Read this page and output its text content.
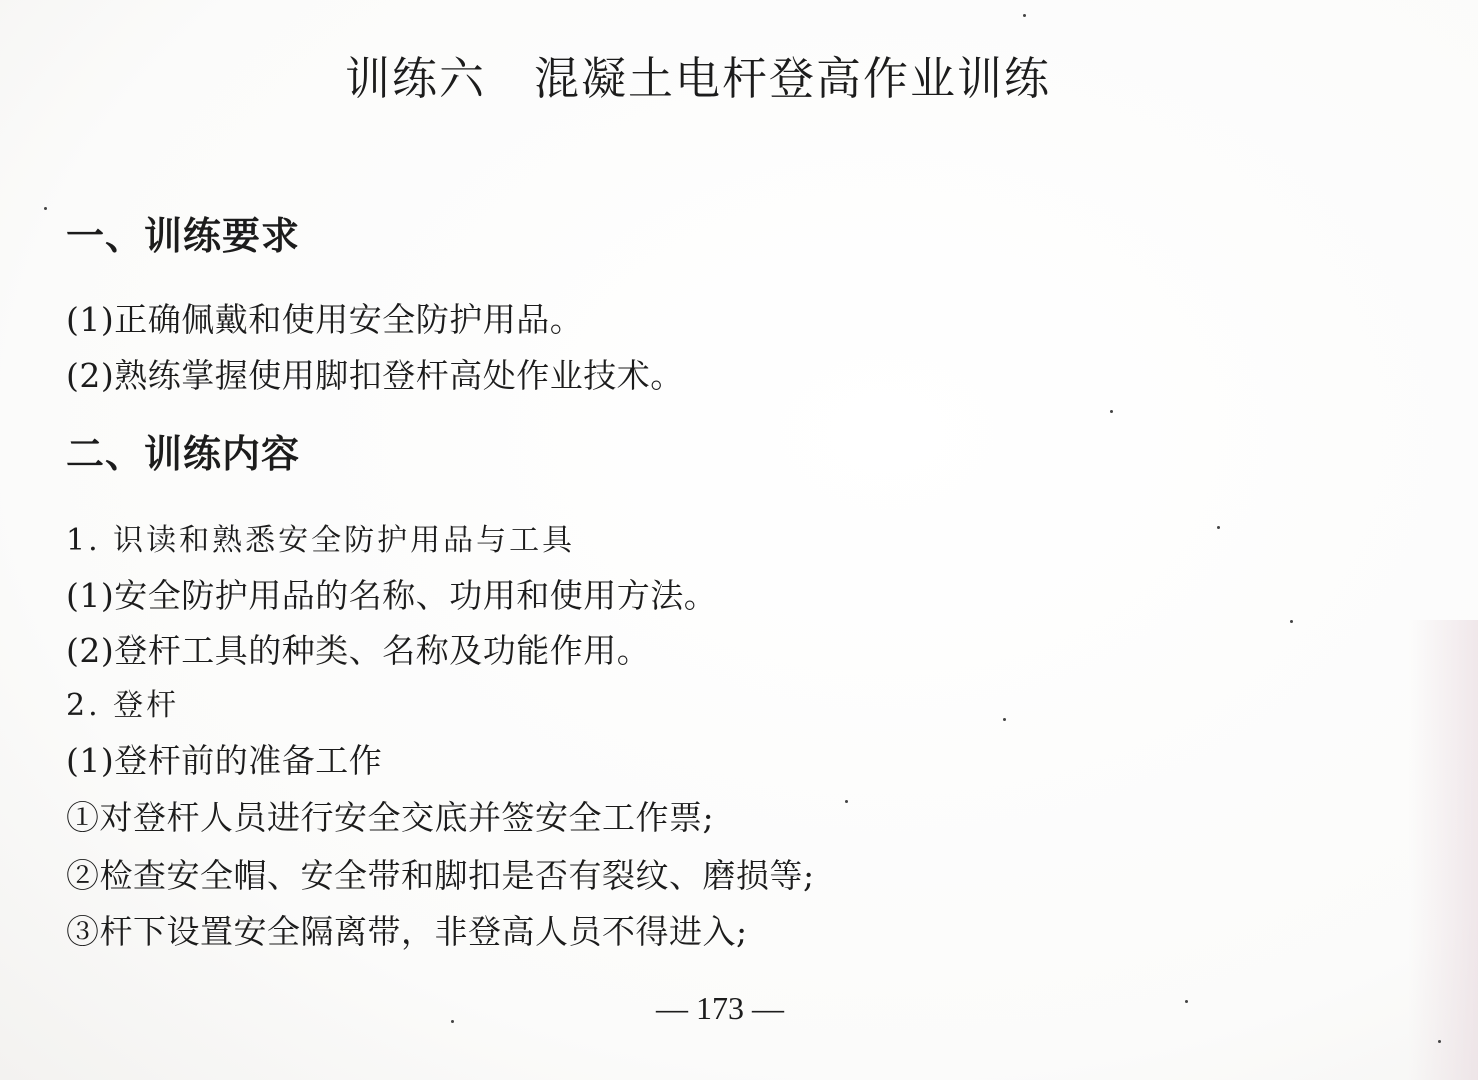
训练六 混凝土电杆登高作业训练
一、训练要求

(1)正确佩戴和使用安全防护用品。

(2)熟练掌握使用脚扣登杆高处作业技术。

二、训练内容

1. 识读和熟悉安全防护用品与工具

(1)安全防护用品的名称、功用和使用方法。

(2)登杆工具的种类、名称及功能作用。

2. 登杆

(1)登杆前的准备工作

①对登杆人员进行安全交底并签安全工作票;

②检查安全帽、安全带和脚扣是否有裂纹、磨损等;

③杆下设置安全隔离带，非登高人员不得进入;

— 173 —
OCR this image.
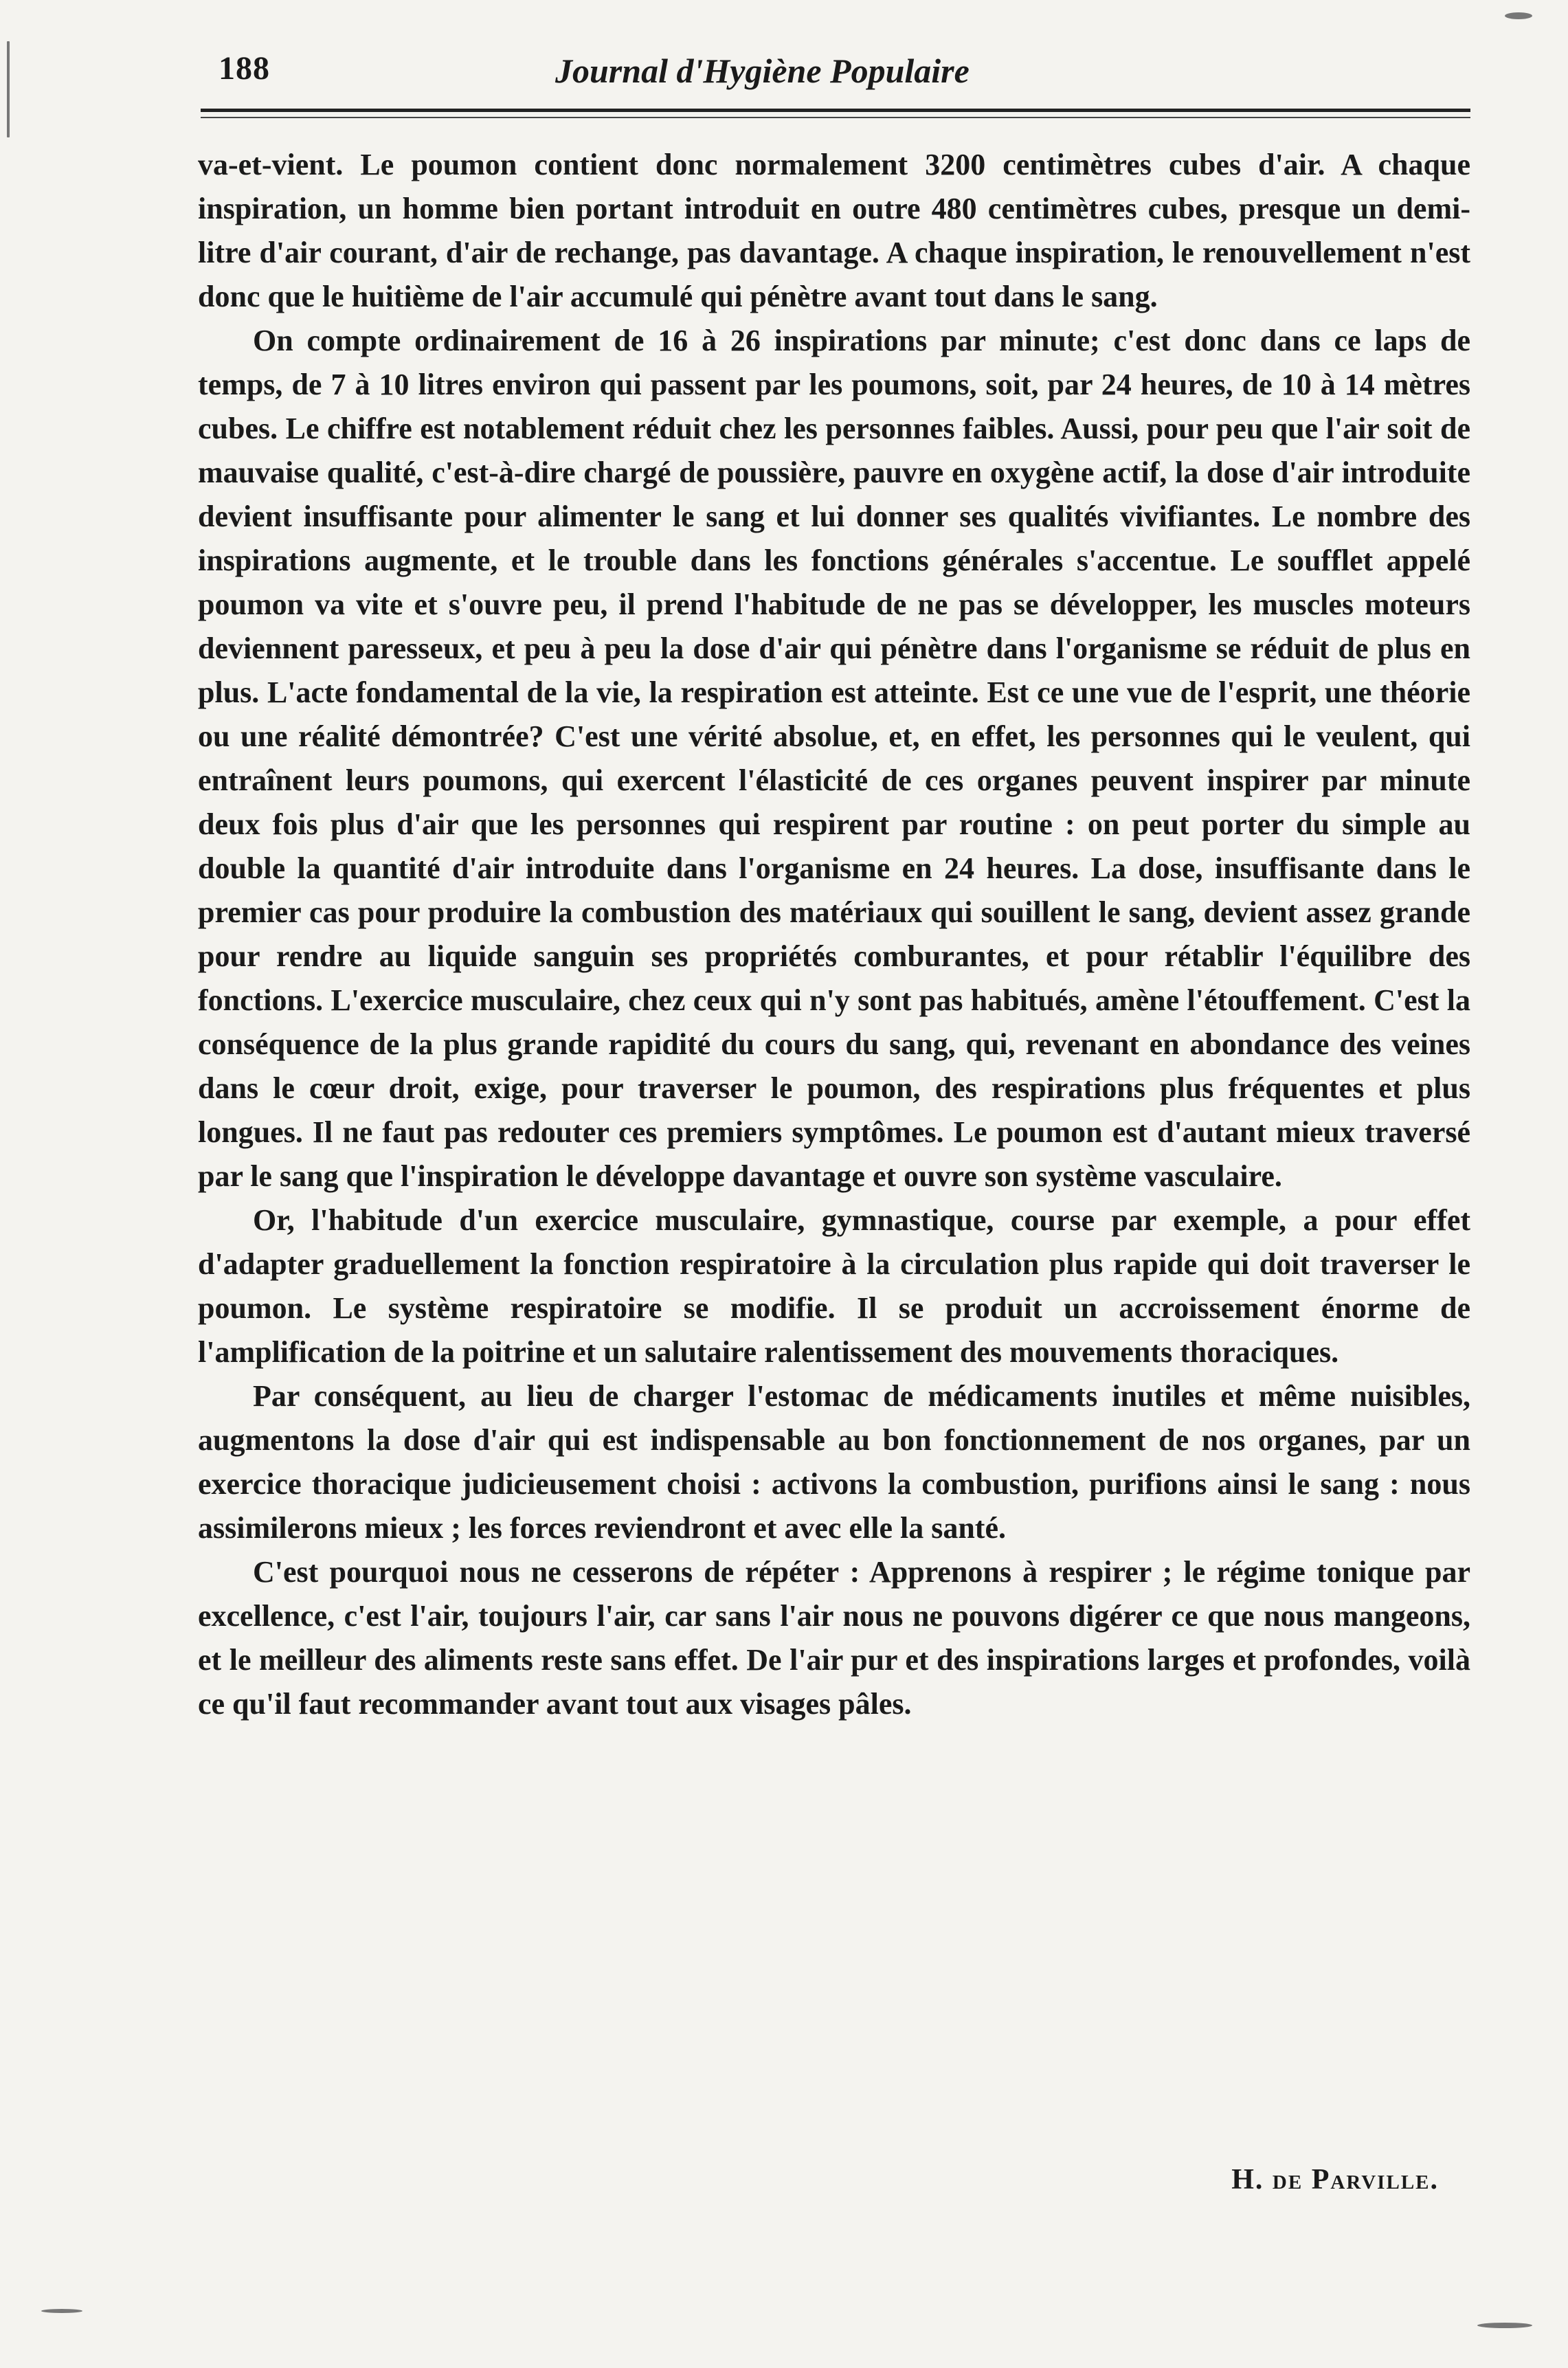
188	Journal d'Hygiène Populaire

va-et-vient. Le poumon contient donc normalement 3200 centimètres cubes d'air. A chaque inspiration, un homme bien portant introduit en outre 480 centimètres cubes, presque un demi-litre d'air courant, d'air de rechange, pas davantage. A chaque inspiration, le renouvellement n'est donc que le huitième de l'air accumulé qui pénètre avant tout dans le sang.

On compte ordinairement de 16 à 26 inspirations par minute; c'est donc dans ce laps de temps, de 7 à 10 litres environ qui passent par les poumons, soit, par 24 heures, de 10 à 14 mètres cubes. Le chiffre est notablement réduit chez les personnes faibles. Aussi, pour peu que l'air soit de mauvaise qualité, c'est-à-dire chargé de poussière, pauvre en oxygène actif, la dose d'air introduite devient insuffisante pour alimenter le sang et lui donner ses qualités vivifiantes. Le nombre des inspirations augmente, et le trouble dans les fonctions générales s'accentue. Le soufflet appelé poumon va vite et s'ouvre peu, il prend l'habitude de ne pas se développer, les muscles moteurs deviennent paresseux, et peu à peu la dose d'air qui pénètre dans l'organisme se réduit de plus en plus. L'acte fondamental de la vie, la respiration est atteinte. Est ce une vue de l'esprit, une théorie ou une réalité démontrée? C'est une vérité absolue, et, en effet, les personnes qui le veulent, qui entraînent leurs poumons, qui exercent l'élasticité de ces organes peuvent inspirer par minute deux fois plus d'air que les personnes qui respirent par routine : on peut porter du simple au double la quantité d'air introduite dans l'organisme en 24 heures. La dose, insuffisante dans le premier cas pour produire la combustion des matériaux qui souillent le sang, devient assez grande pour rendre au liquide sanguin ses propriétés comburantes, et pour rétablir l'équilibre des fonctions. L'exercice musculaire, chez ceux qui n'y sont pas habitués, amène l'étouffement. C'est la conséquence de la plus grande rapidité du cours du sang, qui, revenant en abondance des veines dans le cœur droit, exige, pour traverser le poumon, des respirations plus fréquentes et plus longues. Il ne faut pas redouter ces premiers symptômes. Le poumon est d'autant mieux traversé par le sang que l'inspiration le développe davantage et ouvre son système vasculaire.

Or, l'habitude d'un exercice musculaire, gymnastique, course par exemple, a pour effet d'adapter graduellement la fonction respiratoire à la circulation plus rapide qui doit traverser le poumon. Le système respiratoire se modifie. Il se produit un accroissement énorme de l'amplification de la poitrine et un salutaire ralentissement des mouvements thoraciques.

Par conséquent, au lieu de charger l'estomac de médicaments inutiles et même nuisibles, augmentons la dose d'air qui est indispensable au bon fonctionnement de nos organes, par un exercice thoracique judicieusement choisi : activons la combustion, purifions ainsi le sang : nous assimilerons mieux ; les forces reviendront et avec elle la santé.

C'est pourquoi nous ne cesserons de répéter : Apprenons à respirer ; le régime tonique par excellence, c'est l'air, toujours l'air, car sans l'air nous ne pouvons digérer ce que nous mangeons, et le meilleur des aliments reste sans effet. De l'air pur et des inspirations larges et profondes, voilà ce qu'il faut recommander avant tout aux visages pâles.

H. de Parville.
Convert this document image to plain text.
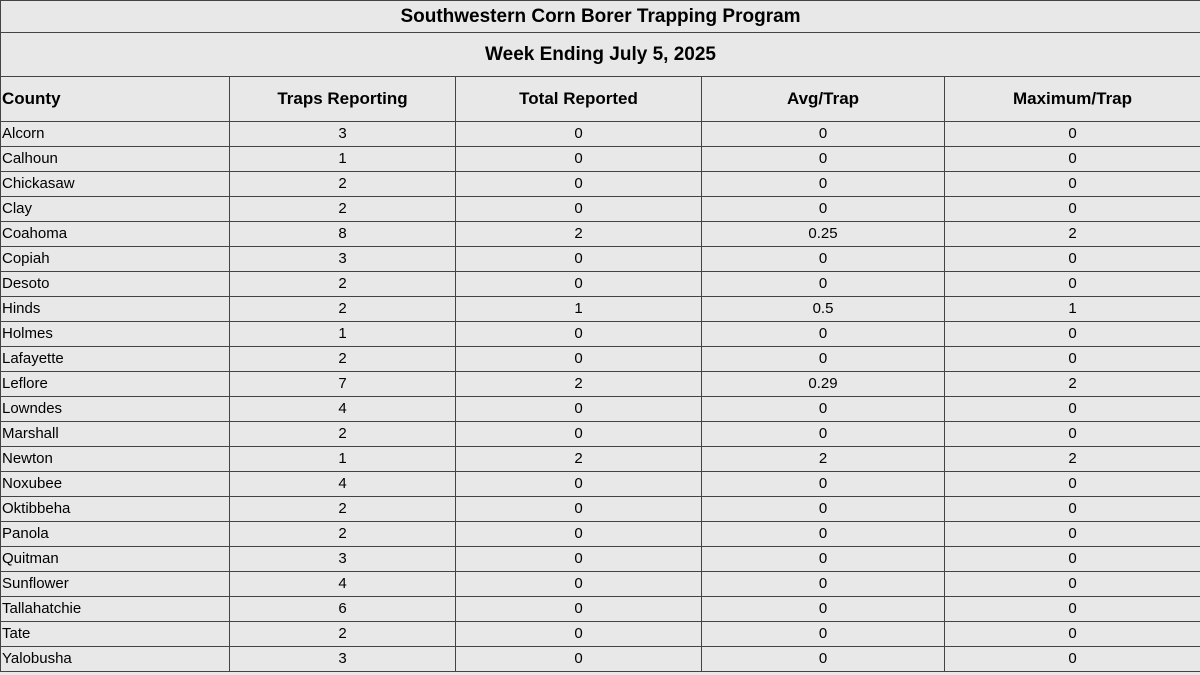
Southwestern Corn Borer Trapping Program				
Week Ending July 5, 2025				
County	Traps Reporting	Total Reported	Avg/Trap	Maximum/Trap
Alcorn	3	0	0	0
Calhoun	1	0	0	0
Chickasaw	2	0	0	0
Clay	2	0	0	0
Coahoma	8	2	0.25	2
Copiah	3	0	0	0
Desoto	2	0	0	0
Hinds	2	1	0.5	1
Holmes	1	0	0	0
Lafayette	2	0	0	0
Leflore	7	2	0.29	2
Lowndes	4	0	0	0
Marshall	2	0	0	0
Newton	1	2	2	2
Noxubee	4	0	0	0
Oktibbeha	2	0	0	0
Panola	2	0	0	0
Quitman	3	0	0	0
Sunflower	4	0	0	0
Tallahatchie	6	0	0	0
Tate	2	0	0	0
Yalobusha	3	0	0	0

→ **What you have to do**
Your task is to retype the lines running from the one that contains "Convert this document image to plain text." through the end of the records, and nothing else. Pictures are not part of the copy.

→ **Task result**
Convert this document image to plain text.
Southwestern Corn Borer Trapping Program				
Week Ending July 5, 2025				
County	Traps Reporting	Total Reported	Avg/Trap	Maximum/Trap
Alcorn	3	0	0	0
Calhoun	1	0	0	0
Chickasaw	2	0	0	0
Clay	2	0	0	0
Coahoma	8	2	0.25	2
Copiah	3	0	0	0
Desoto	2	0	0	0
Hinds	2	1	0.5	1
Holmes	1	0	0	0
Lafayette	2	0	0	0
Leflore	7	2	0.29	2
Lowndes	4	0	0	0
Marshall	2	0	0	0
Newton	1	2	2	2
Noxubee	4	0	0	0
Oktibbeha	2	0	0	0
Panola	2	0	0	0
Quitman	3	0	0	0
Sunflower	4	0	0	0
Tallahatchie	6	0	0	0
Tate	2	0	0	0
Yalobusha	3	0	0	0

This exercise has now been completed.